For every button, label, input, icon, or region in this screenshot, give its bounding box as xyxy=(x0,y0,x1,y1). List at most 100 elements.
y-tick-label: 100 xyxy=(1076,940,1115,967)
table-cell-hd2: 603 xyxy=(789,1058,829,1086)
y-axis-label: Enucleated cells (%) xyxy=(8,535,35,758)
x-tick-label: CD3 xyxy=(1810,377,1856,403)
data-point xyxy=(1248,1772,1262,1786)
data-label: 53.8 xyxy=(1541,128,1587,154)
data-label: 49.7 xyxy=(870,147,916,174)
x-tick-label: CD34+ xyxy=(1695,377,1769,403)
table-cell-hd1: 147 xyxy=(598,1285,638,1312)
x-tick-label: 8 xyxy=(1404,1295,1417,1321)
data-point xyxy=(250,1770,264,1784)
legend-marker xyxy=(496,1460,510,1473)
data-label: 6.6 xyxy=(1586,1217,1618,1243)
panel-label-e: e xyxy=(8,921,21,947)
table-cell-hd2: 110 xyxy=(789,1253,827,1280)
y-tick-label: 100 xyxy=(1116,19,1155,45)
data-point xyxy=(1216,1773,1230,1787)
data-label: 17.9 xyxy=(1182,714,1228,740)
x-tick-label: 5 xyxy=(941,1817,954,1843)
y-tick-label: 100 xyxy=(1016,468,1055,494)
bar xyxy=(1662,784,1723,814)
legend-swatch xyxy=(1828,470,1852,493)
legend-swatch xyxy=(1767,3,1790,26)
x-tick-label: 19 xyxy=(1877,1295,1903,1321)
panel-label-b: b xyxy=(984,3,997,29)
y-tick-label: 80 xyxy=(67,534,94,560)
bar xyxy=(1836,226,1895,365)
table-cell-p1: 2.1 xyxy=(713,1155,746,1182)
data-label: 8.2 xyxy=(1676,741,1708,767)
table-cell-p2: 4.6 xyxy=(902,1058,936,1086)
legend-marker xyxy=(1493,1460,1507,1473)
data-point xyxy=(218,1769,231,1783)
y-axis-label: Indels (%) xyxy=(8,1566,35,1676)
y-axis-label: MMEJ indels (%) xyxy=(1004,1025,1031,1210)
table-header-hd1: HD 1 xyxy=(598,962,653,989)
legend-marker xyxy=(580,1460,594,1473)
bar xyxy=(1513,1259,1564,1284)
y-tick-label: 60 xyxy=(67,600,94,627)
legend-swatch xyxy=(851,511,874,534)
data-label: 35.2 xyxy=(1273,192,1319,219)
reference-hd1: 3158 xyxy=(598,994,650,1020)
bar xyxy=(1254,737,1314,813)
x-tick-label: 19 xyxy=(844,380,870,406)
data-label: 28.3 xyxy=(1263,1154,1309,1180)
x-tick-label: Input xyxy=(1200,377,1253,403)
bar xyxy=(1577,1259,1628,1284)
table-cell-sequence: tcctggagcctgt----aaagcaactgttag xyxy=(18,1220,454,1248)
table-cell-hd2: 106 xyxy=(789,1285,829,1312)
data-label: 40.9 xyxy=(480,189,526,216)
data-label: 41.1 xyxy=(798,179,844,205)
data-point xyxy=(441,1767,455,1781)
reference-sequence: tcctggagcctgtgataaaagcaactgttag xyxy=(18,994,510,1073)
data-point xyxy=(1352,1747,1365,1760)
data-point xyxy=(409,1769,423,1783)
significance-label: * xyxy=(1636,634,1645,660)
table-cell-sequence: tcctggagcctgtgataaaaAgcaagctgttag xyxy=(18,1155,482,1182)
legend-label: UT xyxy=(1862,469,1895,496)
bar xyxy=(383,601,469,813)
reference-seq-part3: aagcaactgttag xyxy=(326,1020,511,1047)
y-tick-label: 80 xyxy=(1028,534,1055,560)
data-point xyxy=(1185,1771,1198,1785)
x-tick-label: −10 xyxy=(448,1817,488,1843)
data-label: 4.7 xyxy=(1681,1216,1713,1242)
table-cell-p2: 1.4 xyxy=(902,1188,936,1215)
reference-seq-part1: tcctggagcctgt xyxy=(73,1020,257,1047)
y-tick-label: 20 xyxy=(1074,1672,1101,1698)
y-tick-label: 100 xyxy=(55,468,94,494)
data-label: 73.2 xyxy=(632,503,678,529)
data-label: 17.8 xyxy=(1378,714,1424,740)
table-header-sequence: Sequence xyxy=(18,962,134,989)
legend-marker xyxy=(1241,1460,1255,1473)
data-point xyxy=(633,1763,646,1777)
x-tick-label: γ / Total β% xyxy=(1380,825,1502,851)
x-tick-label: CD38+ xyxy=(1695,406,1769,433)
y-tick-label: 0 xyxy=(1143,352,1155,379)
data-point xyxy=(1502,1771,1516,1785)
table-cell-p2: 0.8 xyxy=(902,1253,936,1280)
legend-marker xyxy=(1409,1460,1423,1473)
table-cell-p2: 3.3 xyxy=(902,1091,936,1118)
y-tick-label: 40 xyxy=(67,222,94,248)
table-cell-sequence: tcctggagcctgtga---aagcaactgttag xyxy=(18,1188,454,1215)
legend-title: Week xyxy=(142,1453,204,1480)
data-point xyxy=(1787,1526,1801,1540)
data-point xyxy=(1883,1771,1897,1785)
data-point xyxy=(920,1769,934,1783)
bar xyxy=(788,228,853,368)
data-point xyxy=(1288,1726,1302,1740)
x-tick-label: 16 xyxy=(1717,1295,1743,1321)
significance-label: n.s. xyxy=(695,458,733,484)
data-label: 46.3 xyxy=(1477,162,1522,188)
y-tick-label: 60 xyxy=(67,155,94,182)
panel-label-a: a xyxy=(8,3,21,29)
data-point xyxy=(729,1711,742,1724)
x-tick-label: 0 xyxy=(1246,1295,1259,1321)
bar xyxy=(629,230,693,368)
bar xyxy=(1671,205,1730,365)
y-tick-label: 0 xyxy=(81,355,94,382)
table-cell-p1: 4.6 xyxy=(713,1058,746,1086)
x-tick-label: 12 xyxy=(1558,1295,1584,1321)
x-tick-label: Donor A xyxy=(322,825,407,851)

■ INSTRUCTIONS TO FOLLOW ■
Could you retype all of the entries exactly, leaving none out?

■ COMPLETED EXERCISE ■
For every button, label, input, icon, or region in this screenshot, give its bounding box as xyxy=(x0,y0,x1,y1). List at most 100 elements.
y-tick-label: 100 xyxy=(1076,940,1115,967)
table-cell-hd2: 603 xyxy=(789,1058,829,1086)
y-axis-label: Enucleated cells (%) xyxy=(8,535,35,758)
x-tick-label: CD3 xyxy=(1810,377,1856,403)
data-point xyxy=(1248,1772,1262,1786)
data-label: 53.8 xyxy=(1541,128,1587,154)
data-label: 49.7 xyxy=(870,147,916,174)
x-tick-label: CD34+ xyxy=(1695,377,1769,403)
table-cell-hd1: 147 xyxy=(598,1285,638,1312)
x-tick-label: 8 xyxy=(1404,1295,1417,1321)
data-point xyxy=(250,1770,264,1784)
legend-marker xyxy=(496,1460,510,1473)
data-label: 6.6 xyxy=(1586,1217,1618,1243)
panel-label-e: e xyxy=(8,921,21,947)
table-cell-hd2: 110 xyxy=(789,1253,827,1280)
y-tick-label: 100 xyxy=(1116,19,1155,45)
data-point xyxy=(1216,1773,1230,1787)
data-label: 17.9 xyxy=(1182,714,1228,740)
x-tick-label: 5 xyxy=(941,1817,954,1843)
y-tick-label: 100 xyxy=(1016,468,1055,494)
bar xyxy=(1662,784,1723,814)
legend-swatch xyxy=(1828,470,1852,493)
legend-swatch xyxy=(1767,3,1790,26)
x-tick-label: 19 xyxy=(1877,1295,1903,1321)
panel-label-b: b xyxy=(984,3,997,29)
y-tick-label: 80 xyxy=(67,534,94,560)
bar xyxy=(1836,226,1895,365)
table-cell-p1: 2.1 xyxy=(713,1155,746,1182)
data-label: 8.2 xyxy=(1676,741,1708,767)
table-cell-p2: 4.6 xyxy=(902,1058,936,1086)
legend-marker xyxy=(1493,1460,1507,1473)
data-point xyxy=(218,1769,231,1783)
y-axis-label: Indels (%) xyxy=(8,1566,35,1676)
y-axis-label: MMEJ indels (%) xyxy=(1004,1025,1031,1210)
table-header-hd1: HD 1 xyxy=(598,962,653,989)
legend-marker xyxy=(580,1460,594,1473)
bar xyxy=(1513,1259,1564,1284)
y-tick-label: 60 xyxy=(67,600,94,627)
legend-swatch xyxy=(851,511,874,534)
data-label: 35.2 xyxy=(1273,192,1319,219)
reference-hd1: 3158 xyxy=(598,994,650,1020)
bar xyxy=(1254,737,1314,813)
x-tick-label: 19 xyxy=(844,380,870,406)
data-label: 28.3 xyxy=(1263,1154,1309,1180)
x-tick-label: Input xyxy=(1200,377,1253,403)
bar xyxy=(1577,1259,1628,1284)
table-cell-sequence: tcctggagcctgt----aaagcaactgttag xyxy=(18,1220,454,1248)
table-cell-hd2: 106 xyxy=(789,1285,829,1312)
data-label: 40.9 xyxy=(480,189,526,216)
data-label: 41.1 xyxy=(798,179,844,205)
data-point xyxy=(441,1767,455,1781)
reference-sequence: tcctggagcctgtgataaaagcaactgttag xyxy=(18,994,510,1073)
data-point xyxy=(1352,1747,1365,1760)
data-point xyxy=(409,1769,423,1783)
significance-label: * xyxy=(1636,634,1645,660)
table-cell-sequence: tcctggagcctgtgataaaaAgcaagctgttag xyxy=(18,1155,482,1182)
legend-label: UT xyxy=(1862,469,1895,496)
bar xyxy=(383,601,469,813)
reference-seq-part3: aagcaactgttag xyxy=(326,1020,511,1047)
y-tick-label: 80 xyxy=(1028,534,1055,560)
data-point xyxy=(1185,1771,1198,1785)
x-tick-label: −10 xyxy=(448,1817,488,1843)
data-label: 4.7 xyxy=(1681,1216,1713,1242)
table-cell-p2: 1.4 xyxy=(902,1188,936,1215)
reference-seq-part1: tcctggagcctgt xyxy=(73,1020,257,1047)
y-tick-label: 20 xyxy=(1074,1672,1101,1698)
y-tick-label: 100 xyxy=(55,468,94,494)
data-label: 73.2 xyxy=(632,503,678,529)
data-label: 17.8 xyxy=(1378,714,1424,740)
table-header-sequence: Sequence xyxy=(18,962,134,989)
legend-marker xyxy=(1241,1460,1255,1473)
data-point xyxy=(633,1763,646,1777)
x-tick-label: γ / Total β% xyxy=(1380,825,1502,851)
x-tick-label: CD38+ xyxy=(1695,406,1769,433)
y-tick-label: 0 xyxy=(1143,352,1155,379)
data-point xyxy=(1502,1771,1516,1785)
table-cell-p2: 0.8 xyxy=(902,1253,936,1280)
legend-marker xyxy=(1409,1460,1423,1473)
table-cell-p2: 3.3 xyxy=(902,1091,936,1118)
y-tick-label: 40 xyxy=(67,222,94,248)
table-cell-sequence: tcctggagcctgtga---aagcaactgttag xyxy=(18,1188,454,1215)
legend-title: Week xyxy=(142,1453,204,1480)
data-point xyxy=(1787,1526,1801,1540)
data-point xyxy=(1883,1771,1897,1785)
data-point xyxy=(920,1769,934,1783)
bar xyxy=(788,228,853,368)
data-point xyxy=(1288,1726,1302,1740)
x-tick-label: 16 xyxy=(1717,1295,1743,1321)
significance-label: n.s. xyxy=(695,458,733,484)
data-label: 46.3 xyxy=(1477,162,1522,188)
y-tick-label: 60 xyxy=(67,155,94,182)
panel-label-a: a xyxy=(8,3,21,29)
data-point xyxy=(729,1711,742,1724)
x-tick-label: 0 xyxy=(1246,1295,1259,1321)
bar xyxy=(629,230,693,368)
bar xyxy=(1671,205,1730,365)
y-tick-label: 0 xyxy=(81,355,94,382)
table-cell-p1: 4.6 xyxy=(713,1058,746,1086)
x-tick-label: 12 xyxy=(1558,1295,1584,1321)
x-tick-label: Donor A xyxy=(322,825,407,851)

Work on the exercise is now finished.